→ **GIVEN PROBLEM**:
Only a number is required: how many lines of the material contain the word "JSON"?

[begin EXTRACTED INFORMATION]

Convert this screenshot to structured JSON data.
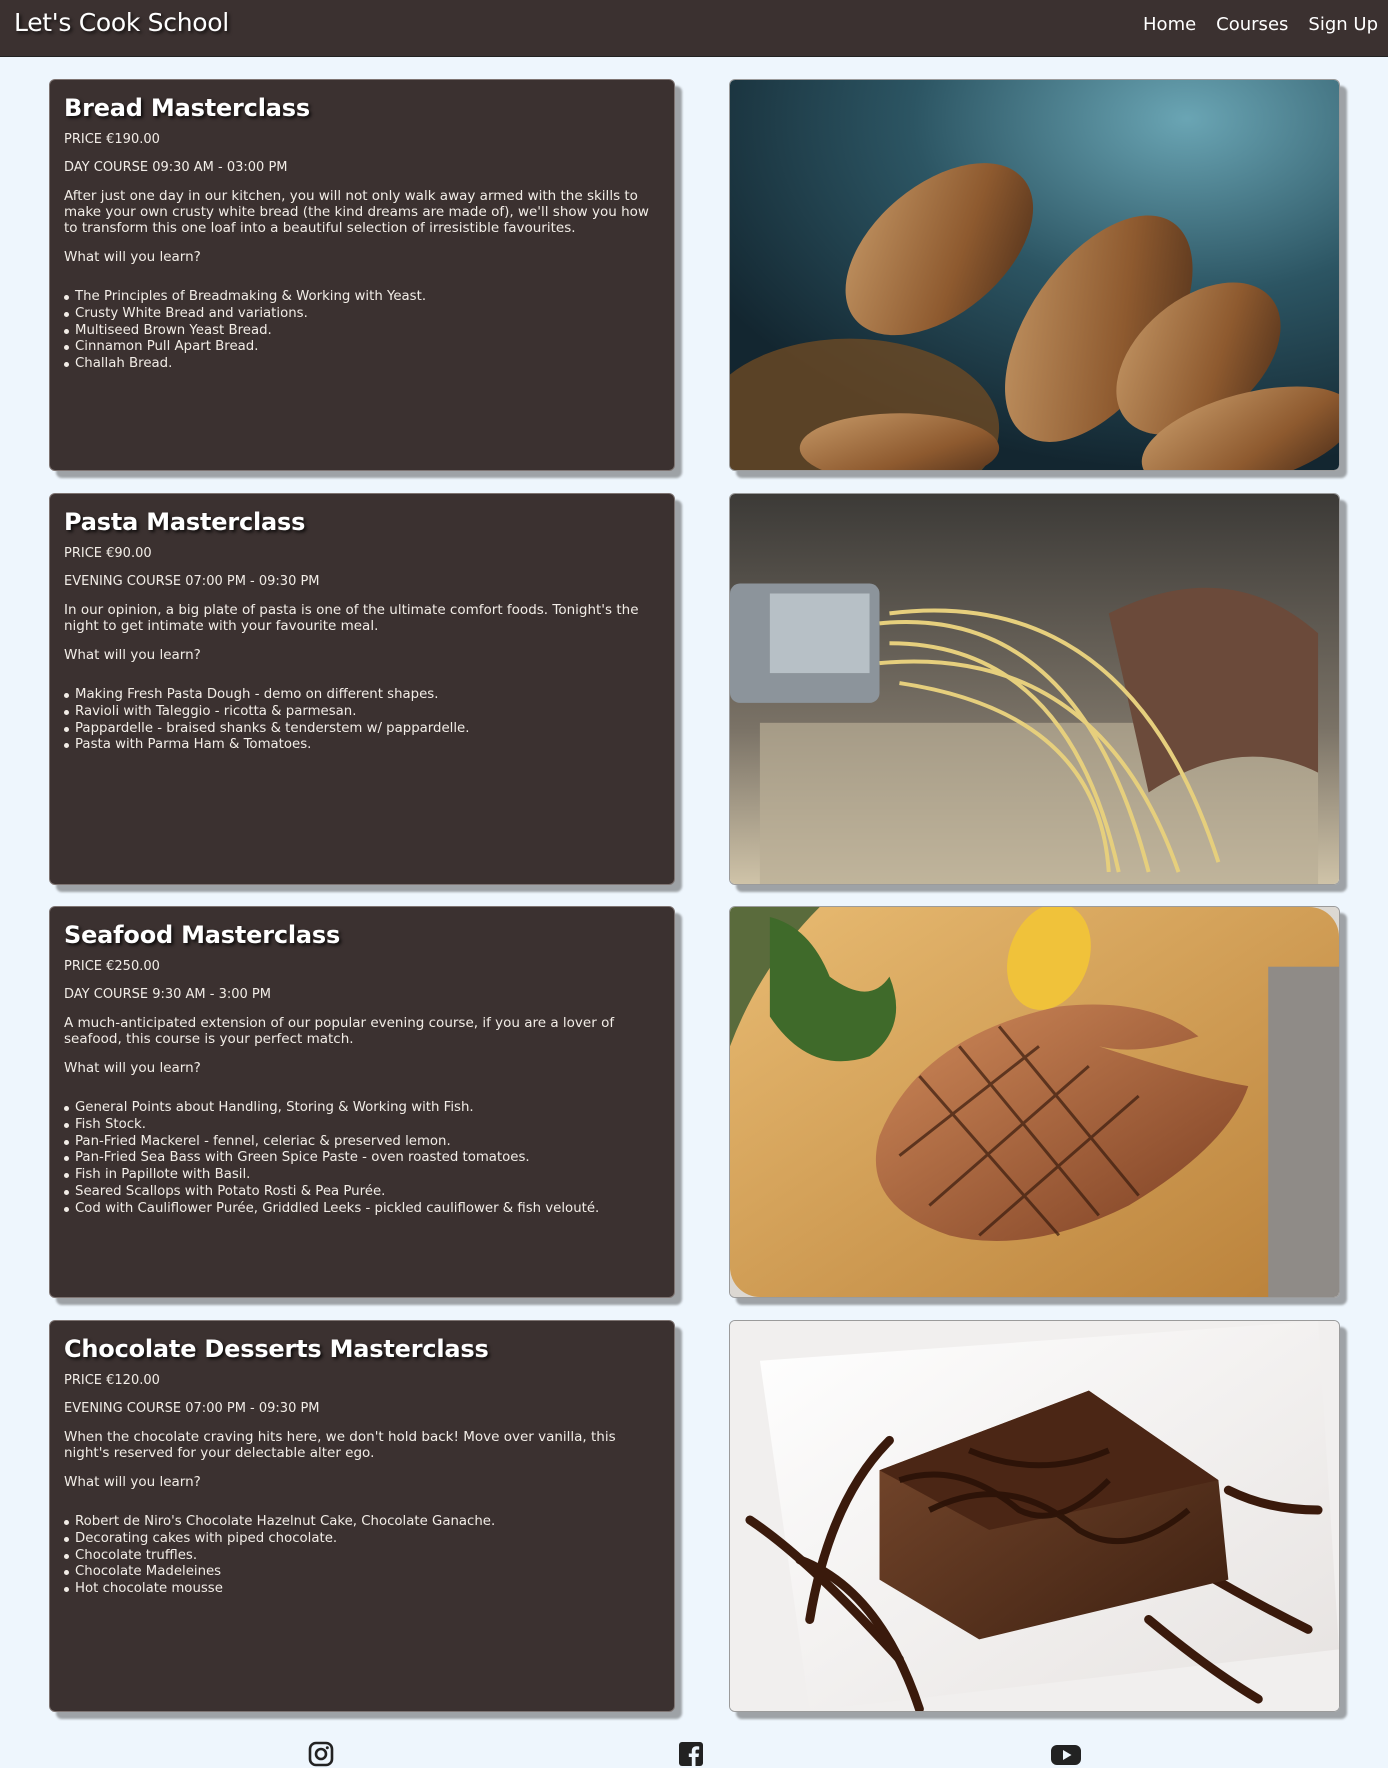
{
  "nav": {
    "brand": "Let's Cook School",
    "links": [
      "Home",
      "Courses",
      "Sign Up"
    ]
  },
  "courses": [
    {
      "title": "Bread Masterclass",
      "price": "PRICE €190.00",
      "schedule": "DAY COURSE 09:30 AM - 03:00 PM",
      "description": "After just one day in our kitchen, you will not only walk away armed with the skills to make your own crusty white bread (the kind dreams are made of), we'll show you how to transform this one loaf into a beautiful selection of irresistible favourites.",
      "learn_heading": "What will you learn?",
      "items": [
        "The Principles of Breadmaking & Working with Yeast.",
        "Crusty White Bread and variations.",
        "Multiseed Brown Yeast Bread.",
        "Cinnamon Pull Apart Bread.",
        "Challah Bread."
      ]
    },
    {
      "title": "Pasta Masterclass",
      "price": "PRICE €90.00",
      "schedule": "EVENING COURSE 07:00 PM - 09:30 PM",
      "description": "In our opinion, a big plate of pasta is one of the ultimate comfort foods. Tonight's the night to get intimate with your favourite meal.",
      "learn_heading": "What will you learn?",
      "items": [
        "Making Fresh Pasta Dough - demo on different shapes.",
        "Ravioli with Taleggio - ricotta & parmesan.",
        "Pappardelle - braised shanks & tenderstem w/ pappardelle.",
        "Pasta with Parma Ham & Tomatoes."
      ]
    },
    {
      "title": "Seafood Masterclass",
      "price": "PRICE €250.00",
      "schedule": "DAY COURSE 9:30 AM - 3:00 PM",
      "description": "A much-anticipated extension of our popular evening course, if you are a lover of seafood, this course is your perfect match.",
      "learn_heading": "What will you learn?",
      "items": [
        "General Points about Handling, Storing & Working with Fish.",
        "Fish Stock.",
        "Pan-Fried Mackerel - fennel, celeriac & preserved lemon.",
        "Pan-Fried Sea Bass with Green Spice Paste - oven roasted tomatoes.",
        "Fish in Papillote with Basil.",
        "Seared Scallops with Potato Rosti & Pea Purée.",
        "Cod with Cauliflower Purée, Griddled Leeks - pickled cauliflower & fish velouté."
      ]
    },
    {
      "title": "Chocolate Desserts Masterclass",
      "price": "PRICE €120.00",
      "schedule": "EVENING COURSE 07:00 PM - 09:30 PM",
      "description": "When the chocolate craving hits here, we don't hold back! Move over vanilla, this night's reserved for your delectable alter ego.",
      "learn_heading": "What will you learn?",
      "items": [
        "Robert de Niro's Chocolate Hazelnut Cake, Chocolate Ganache.",
        "Decorating cakes with piped chocolate.",
        "Chocolate truffles.",
        "Chocolate Madeleines",
        "Hot chocolate mousse"
      ]
    }
  ],
  "footer": {
    "icons": [
      "instagram-icon",
      "facebook-icon",
      "youtube-icon"
    ]
  },
  "colors": {
    "header_bg": "#3b3130",
    "card_bg": "#3b3130",
    "page_bg": "#eef6fd"
  }
}
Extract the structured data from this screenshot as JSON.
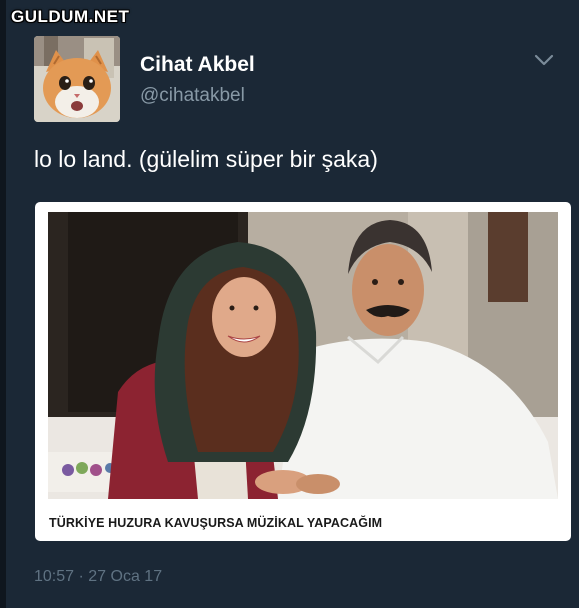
{
  "watermark": "GULDUM.NET",
  "tweet": {
    "display_name": "Cihat Akbel",
    "handle": "@cihatakbel",
    "text": "lo lo land. (gülelim süper bir şaka)",
    "timestamp": "10:57 · 27 Oca 17"
  },
  "card": {
    "caption": "TÜRKİYE HUZURA KAVUŞURSA MÜZİKAL YAPACAĞIM"
  },
  "icons": {
    "menu": "chevron-down-icon"
  },
  "colors": {
    "background": "#1b2836",
    "text_primary": "#ffffff",
    "text_secondary": "#8899a6"
  }
}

[end EXTRACTED INFORMATION]

→ **FULL SOLUTION**:
2